Begin Provided material

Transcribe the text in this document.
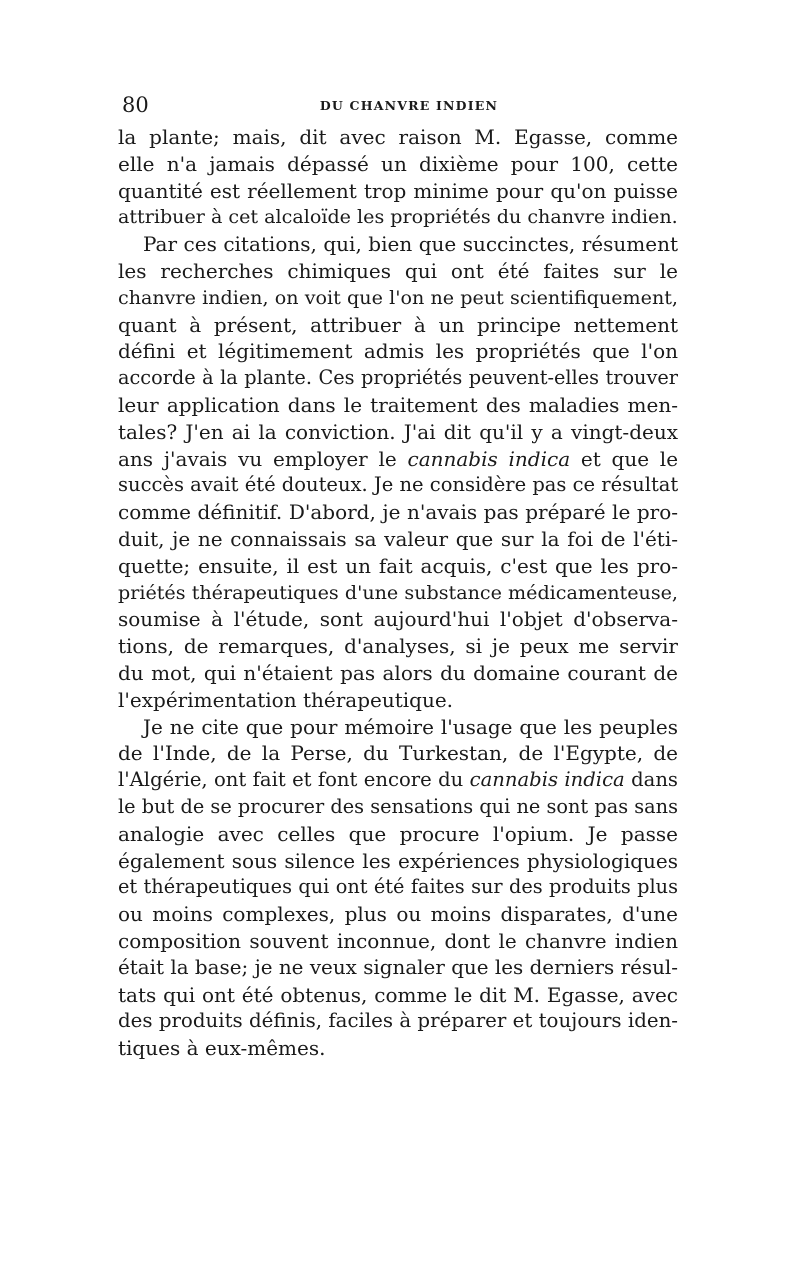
80	DU CHANVRE INDIEN

la plante; mais, dit avec raison M. Egasse, comme

elle n'a jamais dépassé un dixième pour 100, cette

quantité est réellement trop minime pour qu'on puisse

attribuer à cet alcaloïde les propriétés du chanvre indien.

Par ces citations, qui, bien que succinctes, résument

les recherches chimiques qui ont été faites sur le

chanvre indien, on voit que l'on ne peut scientifiquement,

quant à présent, attribuer à un principe nettement

défini et légitimement admis les propriétés que l'on

accorde à la plante. Ces propriétés peuvent-elles trouver

leur application dans le traitement des maladies men-

tales? J'en ai la conviction. J'ai dit qu'il y a vingt-deux

ans j'avais vu employer le cannabis indica et que le

succès avait été douteux. Je ne considère pas ce résultat

comme définitif. D'abord, je n'avais pas préparé le pro-

duit, je ne connaissais sa valeur que sur la foi de l'éti-

quette; ensuite, il est un fait acquis, c'est que les pro-

priétés thérapeutiques d'une substance médicamenteuse,

soumise à l'étude, sont aujourd'hui l'objet d'observa-

tions, de remarques, d'analyses, si je peux me servir

du mot, qui n'étaient pas alors du domaine courant de

l'expérimentation thérapeutique.

Je ne cite que pour mémoire l'usage que les peuples

de l'Inde, de la Perse, du Turkestan, de l'Egypte, de

l'Algérie, ont fait et font encore du cannabis indica dans

le but de se procurer des sensations qui ne sont pas sans

analogie avec celles que procure l'opium. Je passe

également sous silence les expériences physiologiques

et thérapeutiques qui ont été faites sur des produits plus

ou moins complexes, plus ou moins disparates, d'une

composition souvent inconnue, dont le chanvre indien

était la base; je ne veux signaler que les derniers résul-

tats qui ont été obtenus, comme le dit M. Egasse, avec

des produits définis, faciles à préparer et toujours iden-

tiques à eux-mêmes.
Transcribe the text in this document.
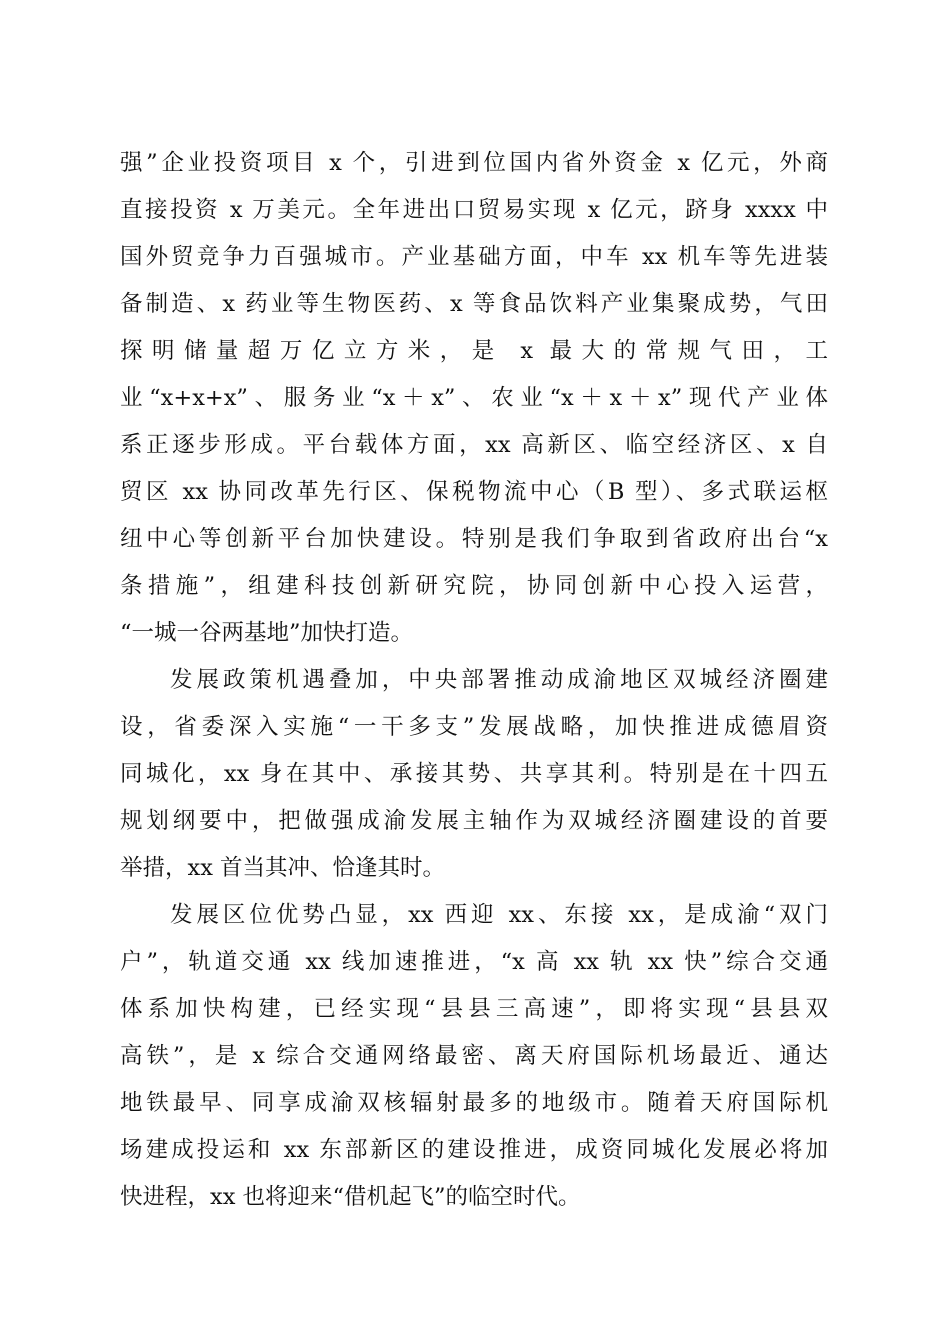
强”企业投资项目 x 个，引进到位国内省外资金 x 亿元，外商
直接投资 x 万美元。全年进出口贸易实现 x 亿元，跻身 xxxx 中
国外贸竞争力百强城市。产业基础方面，中车 xx 机车等先进装
备制造、x 药业等生物医药、x 等食品饮料产业集聚成势，气田
探明储量超万亿立方米，是 x 最大的常规气田，工
业“x+x+x”、服务业“x＋x”、农业“x＋x＋x”现代产业体
系正逐步形成。平台载体方面，xx 高新区、临空经济区、x 自
贸区 xx 协同改革先行区、保税物流中心（B 型）、多式联运枢
纽中心等创新平台加快建设。特别是我们争取到省政府出台“x
条措施”，组建科技创新研究院，协同创新中心投入运营，
“一城一谷两基地”加快打造。
发展政策机遇叠加，中央部署推动成渝地区双城经济圈建
设，省委深入实施“一干多支”发展战略，加快推进成德眉资
同城化，xx 身在其中、承接其势、共享其利。特别是在十四五
规划纲要中，把做强成渝发展主轴作为双城经济圈建设的首要
举措，xx 首当其冲、恰逢其时。
发展区位优势凸显，xx 西迎 xx、东接 xx，是成渝“双门
户”，轨道交通 xx 线加速推进，“x 高 xx 轨 xx 快”综合交通
体系加快构建，已经实现“县县三高速”，即将实现“县县双
高铁”，是 x 综合交通网络最密、离天府国际机场最近、通达
地铁最早、同享成渝双核辐射最多的地级市。随着天府国际机
场建成投运和 xx 东部新区的建设推进，成资同城化发展必将加
快进程，xx 也将迎来“借机起飞”的临空时代。
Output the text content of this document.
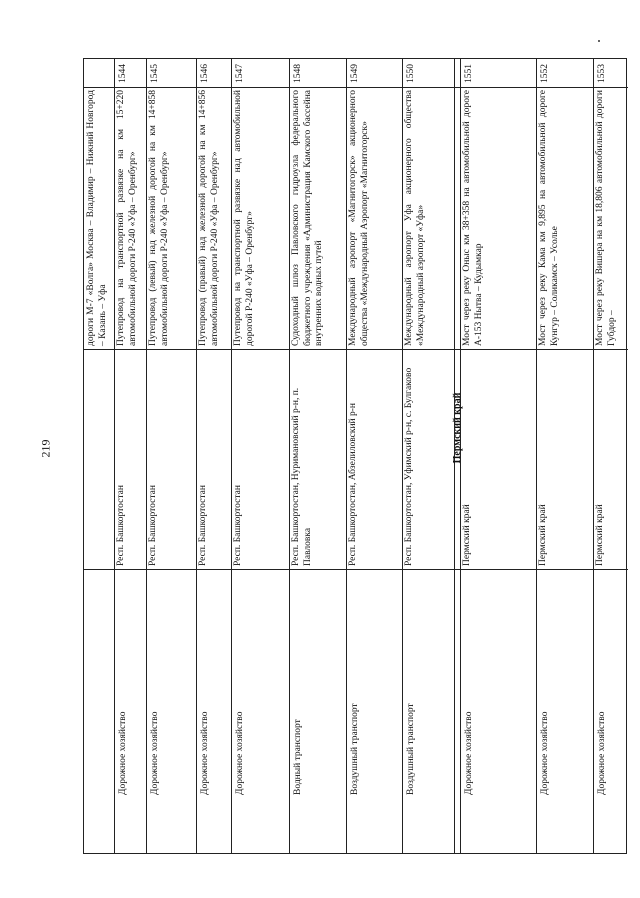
219
дороги М-7 «Волга» Москва – Владимир – Нижний Новгород – Казань – Уфа
1544
Путепровод на транспортной развязке на км 15+220 автомобильной дороги Р-240 «Уфа – Оренбург»
Респ. Башкортостан
Дорожное хозяйство
1545
Путепровод (левый) над железной дорогой на км 14+858 автомобильной дороги Р-240 «Уфа – Оренбург»
Респ. Башкортостан
Дорожное хозяйство
1546
Путепровод (правый) над железной дорогой на км 14+856 автомобильной дороги Р-240 «Уфа – Оренбург»
Респ. Башкортостан
Дорожное хозяйство
1547
Путепровод на транспортной развязке над автомобильной дорогой Р-240 «Уфа – Оренбург»
Респ. Башкортостан
Дорожное хозяйство
1548
Судоходный шлюз Павловского гидроузла федерального бюджетного учреждения «Администрация Камского бассейна внутренних водных путей
Респ. Башкортостан, Нуримановский р-н, п. Павловка
Водный транспорт
1549
Международный аэропорт «Магнитогорск» акционерного общества «Международный Аэропорт «Магнитогорск»
Респ. Башкортостан, Абзелиловский р-н
Воздушный транспорт
1550
Международный аэропорт Уфа акционерного общества «Международный аэропорт «Уфа»
Респ. Башкортостан, Уфимский р-н, с. Булгаково
Воздушный транспорт
1551
Мост через реку Оныс км 38+358 на автомобильной дороге А-153 Нытва – Кудымкар
Пермский край
Дорожное хозяйство
1552
Мост через реку Кама км 9,895 на автомобильной дороге Кунгур – Соликамск – Усолье
Пермский край
Дорожное хозяйство
1553
Мост через реку Вишера на км 18,806 автомобильной дороги Губдор –
Пермский край
Дорожное хозяйство
Пермский край
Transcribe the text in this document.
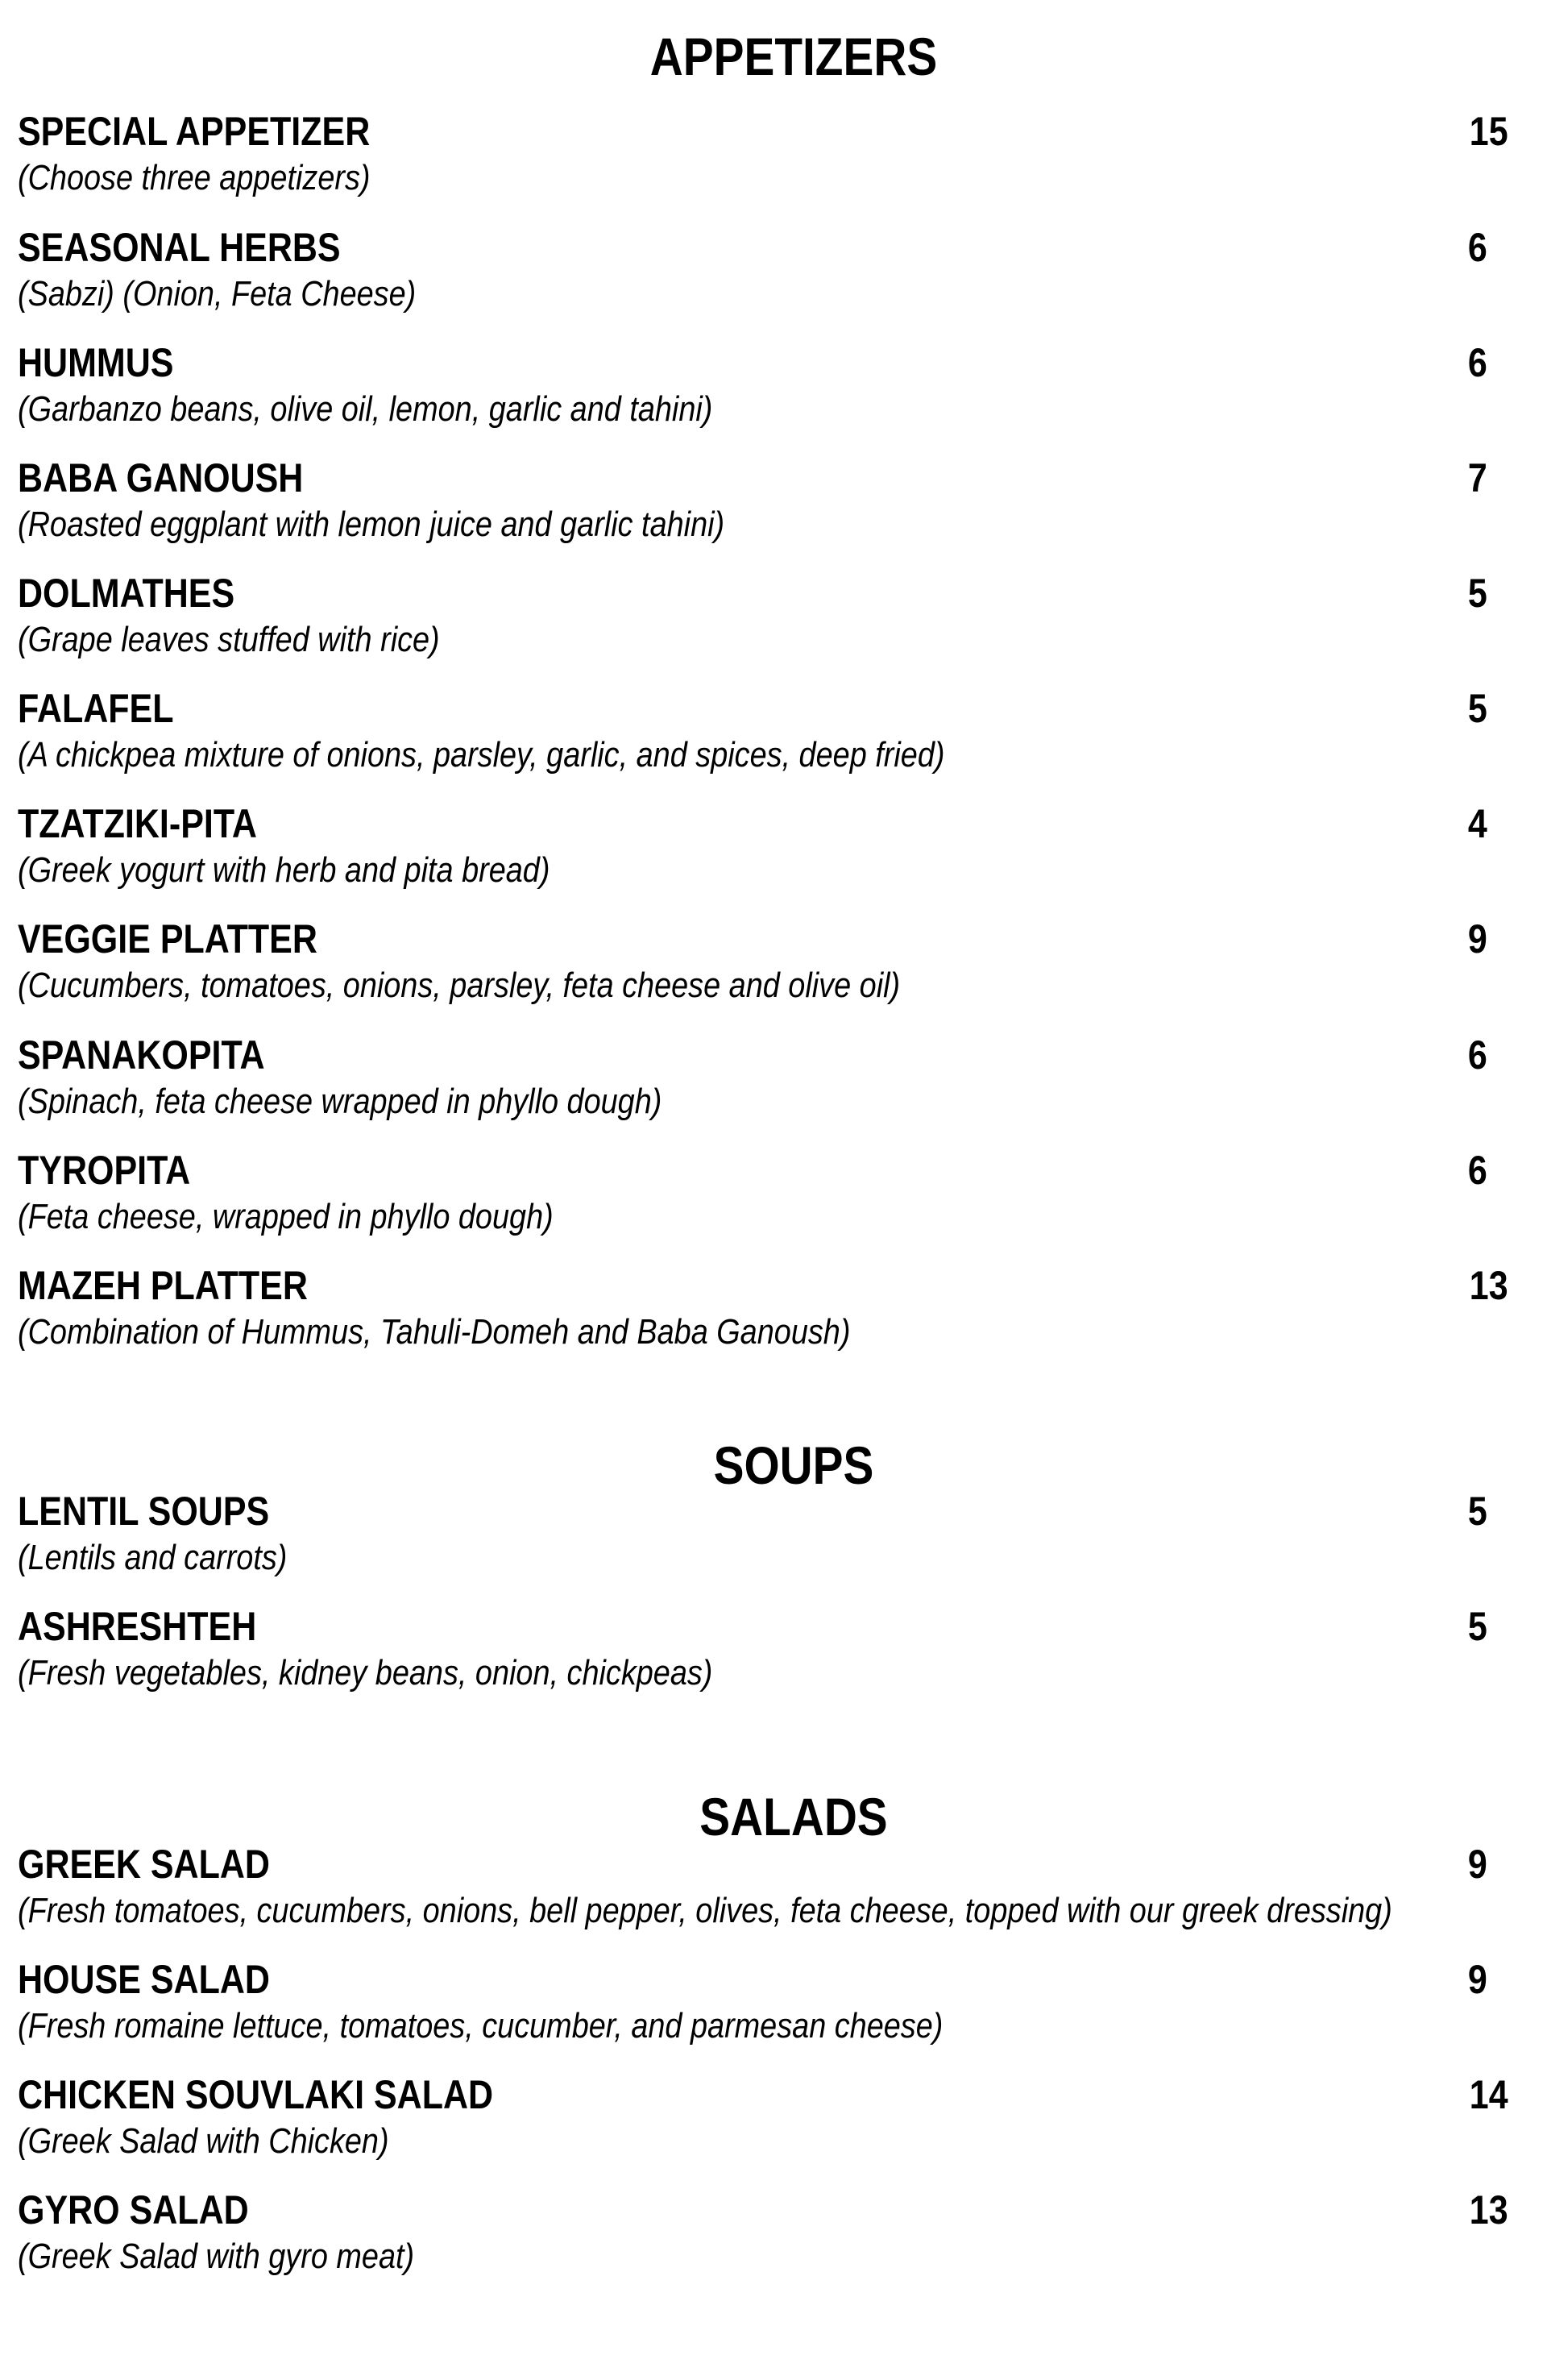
APPETIZERS
SPECIAL APPETIZER	15
(Choose three appetizers)
SEASONAL HERBS	6
(Sabzi) (Onion, Feta Cheese)
HUMMUS	6
(Garbanzo beans, olive oil, lemon, garlic and tahini)
BABA GANOUSH	7
(Roasted eggplant with lemon juice and garlic tahini)
DOLMATHES	5
(Grape leaves stuffed with rice)
FALAFEL	5
(A chickpea mixture of onions, parsley, garlic, and spices, deep fried)
TZATZIKI-PITA	4
(Greek yogurt with herb and pita bread)
VEGGIE PLATTER	9
(Cucumbers, tomatoes, onions, parsley, feta cheese and olive oil)
SPANAKOPITA	6
(Spinach, feta cheese wrapped in phyllo dough)
TYROPITA	6
(Feta cheese, wrapped in phyllo dough)
MAZEH PLATTER	13
(Combination of Hummus, Tahuli-Domeh and Baba Ganoush)
SOUPS
LENTIL SOUPS	5
(Lentils and carrots)
ASHRESHTEH	5
(Fresh vegetables, kidney beans, onion, chickpeas)
SALADS
GREEK SALAD	9
(Fresh tomatoes, cucumbers, onions, bell pepper, olives, feta cheese, topped with our greek dressing)
HOUSE SALAD	9
(Fresh romaine lettuce, tomatoes, cucumber, and parmesan cheese)
CHICKEN SOUVLAKI SALAD	14
(Greek Salad with Chicken)
GYRO SALAD	13
(Greek Salad with gyro meat)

End Provided material

Task to carry out:
Report the number of lines above that contain the word "dans", and only that number.

Worked answer:
2